- **Given instruction**: All of the data should be repeated exactly; pictures are not part of the copy.
-- START Material supplied --
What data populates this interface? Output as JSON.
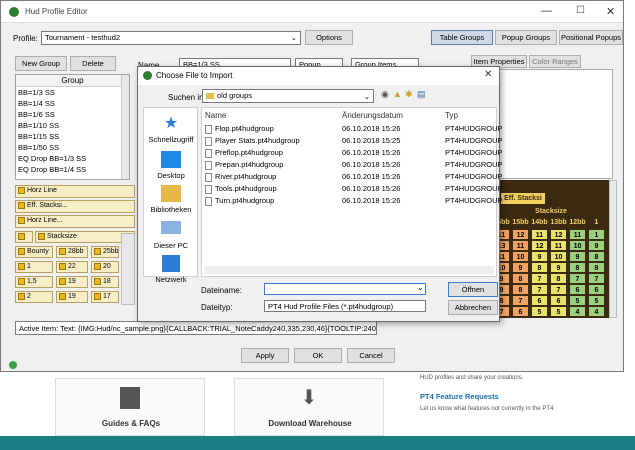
{
  "editor": {
    "title": "Hud Profile Editor",
    "profile_label": "Profile:",
    "profile_value": "Tournament - testhud2",
    "options_label": "Options",
    "tabs": [
      "Table Groups",
      "Popup Groups",
      "Positional Popups"
    ],
    "new_group_label": "New Group",
    "delete_label": "Delete",
    "group_header": "Group",
    "groups": [
      "BB=1/3 SS",
      "BB=1/4 SS",
      "BB=1/6 SS",
      "BB=1/10 SS",
      "BB=1/15 SS",
      "BB=1/50 SS",
      "EQ Drop BB=1/3 SS",
      "EQ Drop BB=1/4 SS"
    ],
    "name_label": "Name",
    "name_value": "BB=1/3 SS",
    "popup_label": "Popup",
    "group_items_label": "Group Items",
    "item_tabs": [
      "Item Properties",
      "Color Ranges"
    ],
    "stat_lines": [
      "Horz Line",
      "Eff. Stacksi...",
      "Horz Line..."
    ],
    "grid_labels": [
      "Stacksize",
      "Bounty",
      "28bb",
      "25bb",
      "1",
      "22",
      "20",
      "1,5",
      "19",
      "18",
      "2",
      "19",
      "17"
    ],
    "hud_title": "Eff. Stacksi",
    "hud_sub": "Stacksize",
    "hud_cols": [
      "16bb",
      "15bb",
      "14bb",
      "13bb",
      "12bb",
      "1"
    ],
    "hud_rows": [
      [
        "11",
        "12",
        "11",
        "12",
        "11",
        "1"
      ],
      [
        "13",
        "11",
        "12",
        "11",
        "10",
        "9"
      ],
      [
        "11",
        "10",
        "9",
        "10",
        "9",
        "8"
      ],
      [
        "10",
        "9",
        "8",
        "9",
        "8",
        "8"
      ],
      [
        "9",
        "8",
        "7",
        "8",
        "7",
        "7"
      ],
      [
        "9",
        "8",
        "7",
        "7",
        "6",
        "6"
      ],
      [
        "8",
        "7",
        "6",
        "6",
        "5",
        "5"
      ],
      [
        "7",
        "6",
        "5",
        "5",
        "4",
        "4"
      ]
    ],
    "active_item": "Active Item: Text: {IMG:Hud/nc_sample.png}{CALLBACK:TRIAL_NoteCaddy240,335,230,46}{TOOLTIP:240,335,23",
    "apply_label": "Apply",
    "ok_label": "OK",
    "cancel_label": "Cancel"
  },
  "dialog": {
    "title": "Choose File to Import",
    "search_in_label": "Suchen in:",
    "folder": "old groups",
    "col_name": "Name",
    "col_date": "Änderungsdatum",
    "col_type": "Typ",
    "files": [
      {
        "name": "Flop.pt4hudgroup",
        "date": "06.10.2018 15:26",
        "type": "PT4HUDGROUP"
      },
      {
        "name": "Player Stats.pt4hudgroup",
        "date": "06.10.2018 15:25",
        "type": "PT4HUDGROUP"
      },
      {
        "name": "Preflop.pt4hudgroup",
        "date": "06.10.2018 15:26",
        "type": "PT4HUDGROUP"
      },
      {
        "name": "Prepan.pt4hudgroup",
        "date": "06.10.2018 15:26",
        "type": "PT4HUDGROUP"
      },
      {
        "name": "River.pt4hudgroup",
        "date": "06.10.2018 15:26",
        "type": "PT4HUDGROUP"
      },
      {
        "name": "Tools.pt4hudgroup",
        "date": "06.10.2018 15:26",
        "type": "PT4HUDGROUP"
      },
      {
        "name": "Turn.pt4hudgroup",
        "date": "06.10.2018 15:26",
        "type": "PT4HUDGROUP"
      }
    ],
    "nav": [
      "Schnellzugriff",
      "Desktop",
      "Bibliotheken",
      "Dieser PC",
      "Netzwerk"
    ],
    "filename_label": "Dateiname:",
    "filename_value": "",
    "filetype_label": "Dateityp:",
    "filetype_value": "PT4 Hud Profile Files (*.pt4hudgroup)",
    "open_label": "Öffnen",
    "cancel_label": "Abbrechen"
  },
  "web": {
    "card1": "Guides & FAQs",
    "card2": "Download Warehouse",
    "side_text1": "HUD profiles and share your creations.",
    "feature_title": "PT4 Feature Requests",
    "side_text2": "Let us know what features not currently in the PT4"
  },
  "colors": {
    "hud_bg": "#3a2a10",
    "hud_gold": "#f2d060",
    "orange": "#f4a261",
    "yellow": "#e9e36a",
    "green": "#9bd17e",
    "teal_bar": "#1a7e86"
  }
}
-- END Material supplied --
- **Problem solution**:
What data populates this interface? Output as JSON.
{
  "editor": {
    "title": "Hud Profile Editor",
    "profile_label": "Profile:",
    "profile_value": "Tournament - testhud2",
    "options_label": "Options",
    "tabs": [
      "Table Groups",
      "Popup Groups",
      "Positional Popups"
    ],
    "new_group_label": "New Group",
    "delete_label": "Delete",
    "group_header": "Group",
    "groups": [
      "BB=1/3 SS",
      "BB=1/4 SS",
      "BB=1/6 SS",
      "BB=1/10 SS",
      "BB=1/15 SS",
      "BB=1/50 SS",
      "EQ Drop BB=1/3 SS",
      "EQ Drop BB=1/4 SS"
    ],
    "name_label": "Name",
    "name_value": "BB=1/3 SS",
    "popup_label": "Popup",
    "group_items_label": "Group Items",
    "item_tabs": [
      "Item Properties",
      "Color Ranges"
    ],
    "stat_lines": [
      "Horz Line",
      "Eff. Stacksi...",
      "Horz Line..."
    ],
    "grid_labels": [
      "Stacksize",
      "Bounty",
      "28bb",
      "25bb",
      "1",
      "22",
      "20",
      "1,5",
      "19",
      "18",
      "2",
      "19",
      "17"
    ],
    "hud_title": "Eff. Stacksi",
    "hud_sub": "Stacksize",
    "hud_cols": [
      "16bb",
      "15bb",
      "14bb",
      "13bb",
      "12bb",
      "1"
    ],
    "hud_rows": [
      [
        "11",
        "12",
        "11",
        "12",
        "11",
        "1"
      ],
      [
        "13",
        "11",
        "12",
        "11",
        "10",
        "9"
      ],
      [
        "11",
        "10",
        "9",
        "10",
        "9",
        "8"
      ],
      [
        "10",
        "9",
        "8",
        "9",
        "8",
        "8"
      ],
      [
        "9",
        "8",
        "7",
        "8",
        "7",
        "7"
      ],
      [
        "9",
        "8",
        "7",
        "7",
        "6",
        "6"
      ],
      [
        "8",
        "7",
        "6",
        "6",
        "5",
        "5"
      ],
      [
        "7",
        "6",
        "5",
        "5",
        "4",
        "4"
      ]
    ],
    "active_item": "Active Item: Text: {IMG:Hud/nc_sample.png}{CALLBACK:TRIAL_NoteCaddy240,335,230,46}{TOOLTIP:240,335,23",
    "apply_label": "Apply",
    "ok_label": "OK",
    "cancel_label": "Cancel"
  },
  "dialog": {
    "title": "Choose File to Import",
    "search_in_label": "Suchen in:",
    "folder": "old groups",
    "col_name": "Name",
    "col_date": "Änderungsdatum",
    "col_type": "Typ",
    "files": [
      {
        "name": "Flop.pt4hudgroup",
        "date": "06.10.2018 15:26",
        "type": "PT4HUDGROUP"
      },
      {
        "name": "Player Stats.pt4hudgroup",
        "date": "06.10.2018 15:25",
        "type": "PT4HUDGROUP"
      },
      {
        "name": "Preflop.pt4hudgroup",
        "date": "06.10.2018 15:26",
        "type": "PT4HUDGROUP"
      },
      {
        "name": "Prepan.pt4hudgroup",
        "date": "06.10.2018 15:26",
        "type": "PT4HUDGROUP"
      },
      {
        "name": "River.pt4hudgroup",
        "date": "06.10.2018 15:26",
        "type": "PT4HUDGROUP"
      },
      {
        "name": "Tools.pt4hudgroup",
        "date": "06.10.2018 15:26",
        "type": "PT4HUDGROUP"
      },
      {
        "name": "Turn.pt4hudgroup",
        "date": "06.10.2018 15:26",
        "type": "PT4HUDGROUP"
      }
    ],
    "nav": [
      "Schnellzugriff",
      "Desktop",
      "Bibliotheken",
      "Dieser PC",
      "Netzwerk"
    ],
    "filename_label": "Dateiname:",
    "filename_value": "",
    "filetype_label": "Dateityp:",
    "filetype_value": "PT4 Hud Profile Files (*.pt4hudgroup)",
    "open_label": "Öffnen",
    "cancel_label": "Abbrechen"
  },
  "web": {
    "card1": "Guides & FAQs",
    "card2": "Download Warehouse",
    "side_text1": "HUD profiles and share your creations.",
    "feature_title": "PT4 Feature Requests",
    "side_text2": "Let us know what features not currently in the PT4"
  },
  "colors": {
    "hud_bg": "#3a2a10",
    "hud_gold": "#f2d060",
    "orange": "#f4a261",
    "yellow": "#e9e36a",
    "green": "#9bd17e",
    "teal_bar": "#1a7e86"
  }
}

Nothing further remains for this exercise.